--- Start ---

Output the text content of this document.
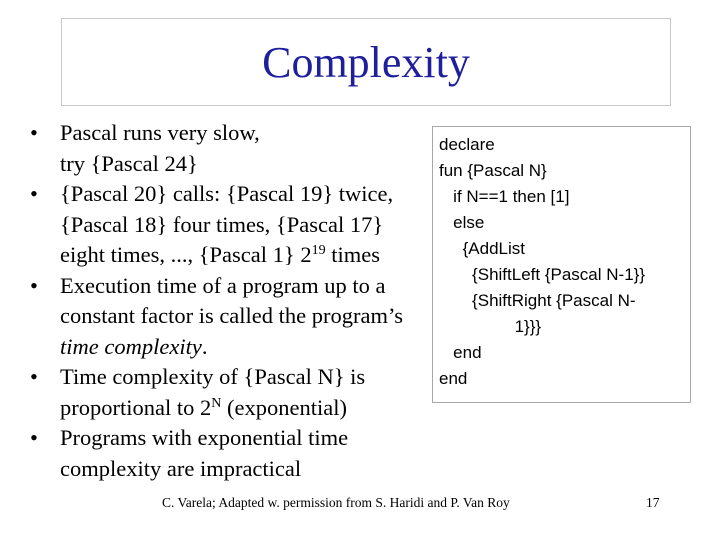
Complexity
• Pascal runs very slow,
try {Pascal 24}
• {Pascal 20} calls: {Pascal 19} twice,
{Pascal 18} four times, {Pascal 17}
eight times, ..., {Pascal 1} $2^{19}$ times
• Execution time of a program up to a
constant factor is called the program’s
time complexity.
• Time complexity of {Pascal N} is
proportional to $2^N$ (exponential)
• Programs with exponential time
complexity are impractical
declare
fun {Pascal N}
if N==1 then [1]
else
{AddList
{ShiftLeft {Pascal N-1}}
{ShiftRight {Pascal N-
1}}}
end
end
C. Varela; Adapted w. permission from S. Haridi and P. Van Roy	17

--- End ---

Write out the whole listing exactly, and drop the pictures.

> [Completed exercise]:
Output the text content of this document.
Complexity
• Pascal runs very slow,
try {Pascal 24}
• {Pascal 20} calls: {Pascal 19} twice,
{Pascal 18} four times, {Pascal 17}
eight times, ..., {Pascal 1} $2^{19}$ times
• Execution time of a program up to a
constant factor is called the program’s
time complexity.
• Time complexity of {Pascal N} is
proportional to $2^N$ (exponential)
• Programs with exponential time
complexity are impractical
declare
fun {Pascal N}
if N==1 then [1]
else
{AddList
{ShiftLeft {Pascal N-1}}
{ShiftRight {Pascal N-
1}}}
end
end
C. Varela; Adapted w. permission from S. Haridi and P. Van Roy	17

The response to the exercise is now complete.